[Exercise goal] Your task is to copy every line of the entries that contains "title".

►

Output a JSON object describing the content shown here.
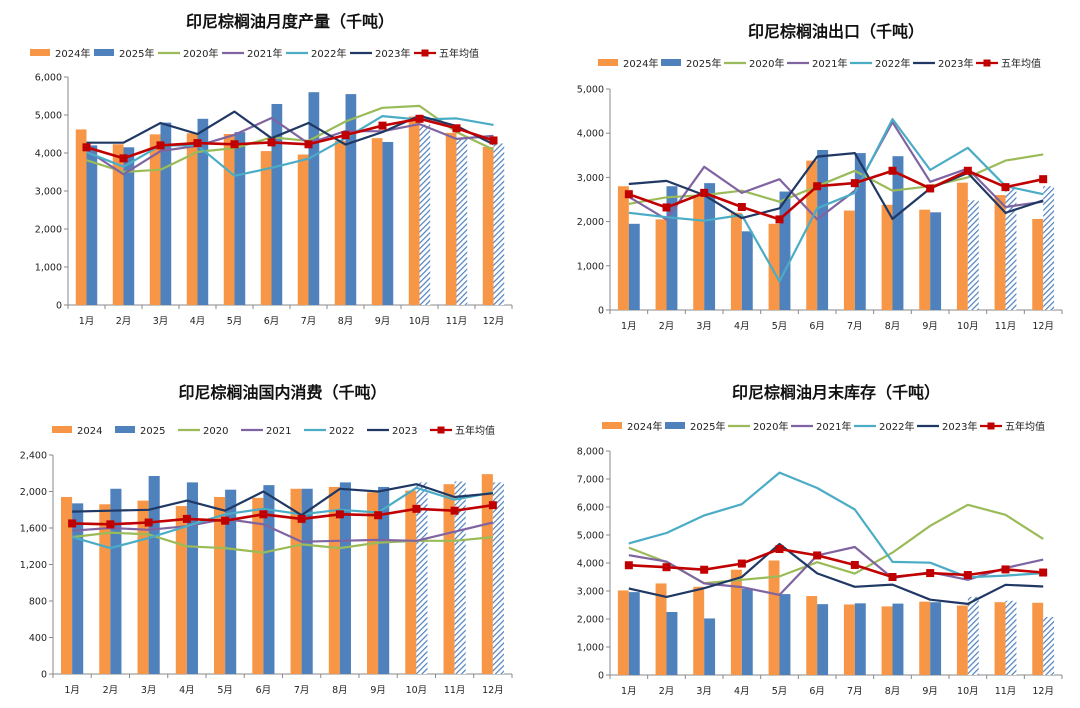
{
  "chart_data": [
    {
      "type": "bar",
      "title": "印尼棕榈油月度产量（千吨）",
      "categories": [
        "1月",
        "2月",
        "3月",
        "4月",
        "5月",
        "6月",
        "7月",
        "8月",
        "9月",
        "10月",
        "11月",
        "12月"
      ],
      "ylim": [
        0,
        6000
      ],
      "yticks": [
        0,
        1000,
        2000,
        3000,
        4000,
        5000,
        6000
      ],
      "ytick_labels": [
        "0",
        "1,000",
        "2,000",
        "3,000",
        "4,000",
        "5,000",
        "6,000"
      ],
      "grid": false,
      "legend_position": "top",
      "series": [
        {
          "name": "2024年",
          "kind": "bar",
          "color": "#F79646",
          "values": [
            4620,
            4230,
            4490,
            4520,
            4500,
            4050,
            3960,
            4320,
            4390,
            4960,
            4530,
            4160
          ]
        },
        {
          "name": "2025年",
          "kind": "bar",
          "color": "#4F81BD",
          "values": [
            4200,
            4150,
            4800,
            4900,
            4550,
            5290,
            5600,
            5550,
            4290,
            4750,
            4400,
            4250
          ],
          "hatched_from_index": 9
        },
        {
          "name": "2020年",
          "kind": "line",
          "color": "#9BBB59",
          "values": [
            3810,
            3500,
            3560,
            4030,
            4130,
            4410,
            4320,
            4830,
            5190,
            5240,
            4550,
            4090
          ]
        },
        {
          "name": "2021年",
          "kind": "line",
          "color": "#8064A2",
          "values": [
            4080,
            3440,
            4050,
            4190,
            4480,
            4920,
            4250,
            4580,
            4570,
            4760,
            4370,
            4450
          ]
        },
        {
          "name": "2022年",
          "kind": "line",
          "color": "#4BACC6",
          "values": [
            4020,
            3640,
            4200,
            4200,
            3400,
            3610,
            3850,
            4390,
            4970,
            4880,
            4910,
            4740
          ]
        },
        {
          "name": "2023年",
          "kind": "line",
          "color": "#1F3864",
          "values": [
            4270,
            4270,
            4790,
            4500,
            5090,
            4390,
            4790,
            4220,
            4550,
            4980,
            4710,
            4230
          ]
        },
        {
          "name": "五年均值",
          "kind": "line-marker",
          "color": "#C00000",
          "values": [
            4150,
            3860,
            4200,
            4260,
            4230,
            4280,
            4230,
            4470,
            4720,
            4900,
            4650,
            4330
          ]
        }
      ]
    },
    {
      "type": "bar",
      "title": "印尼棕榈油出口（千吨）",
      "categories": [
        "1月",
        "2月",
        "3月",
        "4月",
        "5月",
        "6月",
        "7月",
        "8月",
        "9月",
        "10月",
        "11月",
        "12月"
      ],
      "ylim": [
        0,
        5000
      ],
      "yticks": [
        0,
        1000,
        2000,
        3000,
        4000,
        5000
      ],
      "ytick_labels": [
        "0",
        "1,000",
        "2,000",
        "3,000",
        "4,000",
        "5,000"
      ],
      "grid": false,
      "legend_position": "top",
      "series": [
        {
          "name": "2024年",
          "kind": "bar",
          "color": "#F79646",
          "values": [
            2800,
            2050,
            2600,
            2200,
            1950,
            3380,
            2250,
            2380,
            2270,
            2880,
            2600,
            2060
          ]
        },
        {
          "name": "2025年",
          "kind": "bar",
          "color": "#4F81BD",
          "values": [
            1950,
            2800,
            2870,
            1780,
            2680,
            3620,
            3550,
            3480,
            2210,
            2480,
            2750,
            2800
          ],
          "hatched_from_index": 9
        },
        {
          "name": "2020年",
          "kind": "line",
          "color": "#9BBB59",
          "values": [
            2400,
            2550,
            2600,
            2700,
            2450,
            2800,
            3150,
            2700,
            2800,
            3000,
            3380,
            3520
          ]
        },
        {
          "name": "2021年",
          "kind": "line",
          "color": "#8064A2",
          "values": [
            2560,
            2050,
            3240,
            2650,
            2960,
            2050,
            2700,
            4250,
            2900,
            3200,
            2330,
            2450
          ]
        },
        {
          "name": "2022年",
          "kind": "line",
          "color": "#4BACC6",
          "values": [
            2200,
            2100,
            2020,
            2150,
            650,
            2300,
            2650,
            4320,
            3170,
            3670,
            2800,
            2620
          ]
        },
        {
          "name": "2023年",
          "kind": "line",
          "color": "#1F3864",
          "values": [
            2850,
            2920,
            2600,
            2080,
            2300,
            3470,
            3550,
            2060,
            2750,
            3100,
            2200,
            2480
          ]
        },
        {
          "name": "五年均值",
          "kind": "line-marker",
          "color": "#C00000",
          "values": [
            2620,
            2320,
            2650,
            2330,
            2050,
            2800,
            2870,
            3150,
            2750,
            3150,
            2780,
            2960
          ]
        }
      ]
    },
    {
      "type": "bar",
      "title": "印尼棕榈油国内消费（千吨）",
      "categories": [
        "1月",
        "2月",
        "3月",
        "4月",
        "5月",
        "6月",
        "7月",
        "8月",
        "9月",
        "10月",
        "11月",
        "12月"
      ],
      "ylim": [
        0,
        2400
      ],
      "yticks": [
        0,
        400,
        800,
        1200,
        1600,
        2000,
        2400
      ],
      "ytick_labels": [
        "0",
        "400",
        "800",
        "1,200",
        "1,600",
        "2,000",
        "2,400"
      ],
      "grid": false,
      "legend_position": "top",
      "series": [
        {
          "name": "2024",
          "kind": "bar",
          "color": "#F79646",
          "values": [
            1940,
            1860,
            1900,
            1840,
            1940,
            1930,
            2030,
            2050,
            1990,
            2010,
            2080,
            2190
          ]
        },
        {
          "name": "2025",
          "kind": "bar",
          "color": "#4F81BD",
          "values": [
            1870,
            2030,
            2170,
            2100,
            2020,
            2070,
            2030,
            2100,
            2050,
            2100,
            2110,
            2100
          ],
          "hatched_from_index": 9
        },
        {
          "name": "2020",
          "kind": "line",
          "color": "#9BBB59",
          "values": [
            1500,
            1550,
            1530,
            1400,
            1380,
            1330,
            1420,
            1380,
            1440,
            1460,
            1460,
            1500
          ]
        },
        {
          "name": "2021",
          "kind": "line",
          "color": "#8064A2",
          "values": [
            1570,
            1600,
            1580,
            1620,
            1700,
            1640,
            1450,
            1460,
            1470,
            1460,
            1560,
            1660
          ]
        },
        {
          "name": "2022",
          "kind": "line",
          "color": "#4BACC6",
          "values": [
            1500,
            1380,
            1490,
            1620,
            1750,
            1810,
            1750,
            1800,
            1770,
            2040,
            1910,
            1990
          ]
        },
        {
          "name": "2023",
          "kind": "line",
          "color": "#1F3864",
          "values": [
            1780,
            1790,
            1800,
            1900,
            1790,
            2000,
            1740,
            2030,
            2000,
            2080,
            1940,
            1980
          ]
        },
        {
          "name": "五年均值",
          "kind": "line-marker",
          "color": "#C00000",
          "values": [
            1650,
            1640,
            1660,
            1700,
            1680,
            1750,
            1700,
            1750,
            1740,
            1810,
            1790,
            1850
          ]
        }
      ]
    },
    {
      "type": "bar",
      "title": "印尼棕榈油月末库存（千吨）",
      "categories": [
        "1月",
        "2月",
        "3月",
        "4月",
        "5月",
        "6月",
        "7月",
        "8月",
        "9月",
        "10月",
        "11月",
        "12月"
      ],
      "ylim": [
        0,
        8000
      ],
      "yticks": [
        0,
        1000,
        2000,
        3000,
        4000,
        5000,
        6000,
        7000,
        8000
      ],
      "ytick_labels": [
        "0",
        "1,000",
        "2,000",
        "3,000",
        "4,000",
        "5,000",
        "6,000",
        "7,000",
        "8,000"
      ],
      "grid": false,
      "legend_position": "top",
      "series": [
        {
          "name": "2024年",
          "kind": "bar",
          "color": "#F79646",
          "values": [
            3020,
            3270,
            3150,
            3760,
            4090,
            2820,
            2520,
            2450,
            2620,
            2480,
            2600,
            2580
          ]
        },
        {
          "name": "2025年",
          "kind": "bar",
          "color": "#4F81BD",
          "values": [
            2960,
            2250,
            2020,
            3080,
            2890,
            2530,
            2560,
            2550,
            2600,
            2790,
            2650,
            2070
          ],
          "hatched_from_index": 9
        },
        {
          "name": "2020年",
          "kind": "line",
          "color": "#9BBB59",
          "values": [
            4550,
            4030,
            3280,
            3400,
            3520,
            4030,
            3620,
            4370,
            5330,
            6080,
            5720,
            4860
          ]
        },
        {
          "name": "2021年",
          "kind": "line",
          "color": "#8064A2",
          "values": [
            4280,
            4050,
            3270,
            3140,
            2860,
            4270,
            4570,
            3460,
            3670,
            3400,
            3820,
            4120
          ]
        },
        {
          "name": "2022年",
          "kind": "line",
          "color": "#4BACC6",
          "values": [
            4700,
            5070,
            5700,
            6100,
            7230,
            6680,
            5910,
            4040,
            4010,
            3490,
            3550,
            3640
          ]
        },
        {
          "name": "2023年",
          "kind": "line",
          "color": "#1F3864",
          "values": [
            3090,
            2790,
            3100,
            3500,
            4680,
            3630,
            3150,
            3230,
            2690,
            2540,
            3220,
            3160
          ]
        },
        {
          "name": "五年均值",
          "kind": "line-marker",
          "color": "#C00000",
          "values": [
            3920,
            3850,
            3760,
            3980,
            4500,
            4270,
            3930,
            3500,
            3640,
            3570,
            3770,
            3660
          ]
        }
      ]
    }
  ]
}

◄

[Result for this task]
      "title": "印尼棕榈油月度产量（千吨）",
      "title": "印尼棕榈油出口（千吨）",
      "title": "印尼棕榈油国内消费（千吨）",
      "title": "印尼棕榈油月末库存（千吨）",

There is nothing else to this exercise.